◆ **TEXT PROVIDED**
= = =
I. Introduction: A Shifting Legal Landscape in the EU
In recent years, the European Union has significantly expanded its regulatory framework on due diligence obligations, especially in the context of supply chain integrity. The enactment of specific regulations in fields of sustainability, resilience, cybersecurity and corporate governance among others, exemplify this trend. This broader legal context underscores the EU’s commitment to embedding due diligence into corporate structures.
However, due diligence is not a uniform concept across all areas of law. In the data protection sphere, the General Data Protection Regulation (GDPR) imposes distinct and stringent obligations that require businesses to carefully manage and oversee data processing activities performed by third-party service providers. The Spanish data protection regime—shaped by both the GDPR, the local data protection law (LOPDGDD) and the national supervisory authority, the Agencia Española de Protección de Datos (AEPD)—offers a compelling illustration of how due diligence has become a cornerstone of compliance in this domain.
II. Due Diligence in Data Protection under Spanish Law and practice
Under the GDPR, when a data controller engages a processor, the controller retains ultimate responsibility for ensuring that data processing is lawful, secure, and transparent. The Spanish approach, firmly aligned with the GDPR, emphasizes that controllers must undertake comprehensive due diligence of their service providers. This includes assessing whether processors have implemented appropriate technical and organizational measures, such as secure data processing protocols and robust internal controls.
Key areas for scrutiny usually include:
- Verifying the appointment of a Data Protection Officer (DPO) when required.
- Reviewing processors’ records of processing activities.
- Ensuring the existence of strong security measures, including certifications and staff training.
- Confirming whether subprocessors are engaged only with the explicit authorization of the controller.
- Assessing whether any international data transfers comply with the GDPR’s stringent requirements.
- Determining whether the processor has faced recent data breaches, sanctions or investigations by the AEPD.
As confirmed by Spanish jurisprudence, these due diligence obligations are not mere formalities. For instance, the Spanish Supreme Court has clarified that a controller cannot rely on indemnity clauses to shift responsibility for GDPR violations if the breaches are rooted in its own systemic failures to supervise processors. Consequently, due diligence is both a contractual and a statutory duty: it is an ongoing process that shapes the legal and operational relationship between controllers and processors.
III. Recent AEPD Sanctions: A Wake-Up Call for Spanish Businesses
The AEPD has imposed substantial penalties on companies for failing to meet their due diligence obligations in data protection. These cases illustrate the heightened risk of administrative liability when due diligence is inadequate:
a) Telecommunications sector (PS/00059/2020): Fine for €8.15 million for failing to ensure that its agents and subcontractors abroad complied with the GDPR’s processor obligations. The AEPD found that the company’s due diligence processes were insufficient to verify whether the agents had adequate data protection measures in place.
= = =
◆ **RECORDED DATA**
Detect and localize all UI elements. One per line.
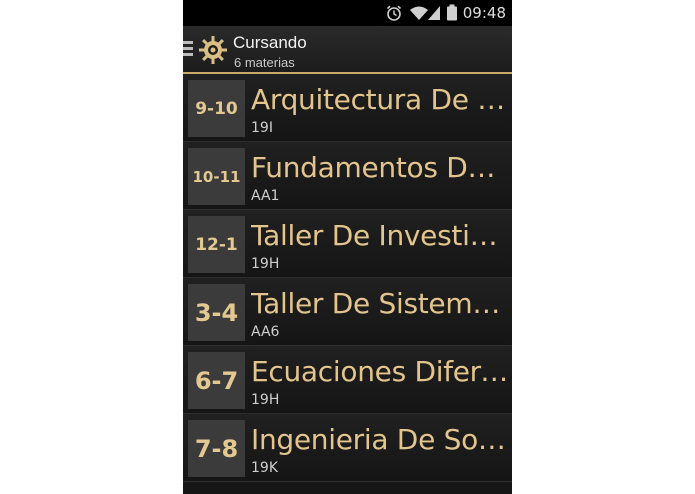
= = =
Copy the EU due diligence text from "I. Introduction: A" to "into corporate structures.", swapping "European Union" for "European Community". The material plays no part in this.

I. Introduction: A Shifting Legal Landscape in the EU
In recent years, the European Community has significantly expanded its regulatory framework on due diligence obligations, especially in the context of supply chain integrity. The enactment of specific regulations in fields of sustainability, resilience, cybersecurity and corporate governance among others, exemplify this trend. This broader legal context underscores the EU’s commitment to embedding due diligence into corporate structures.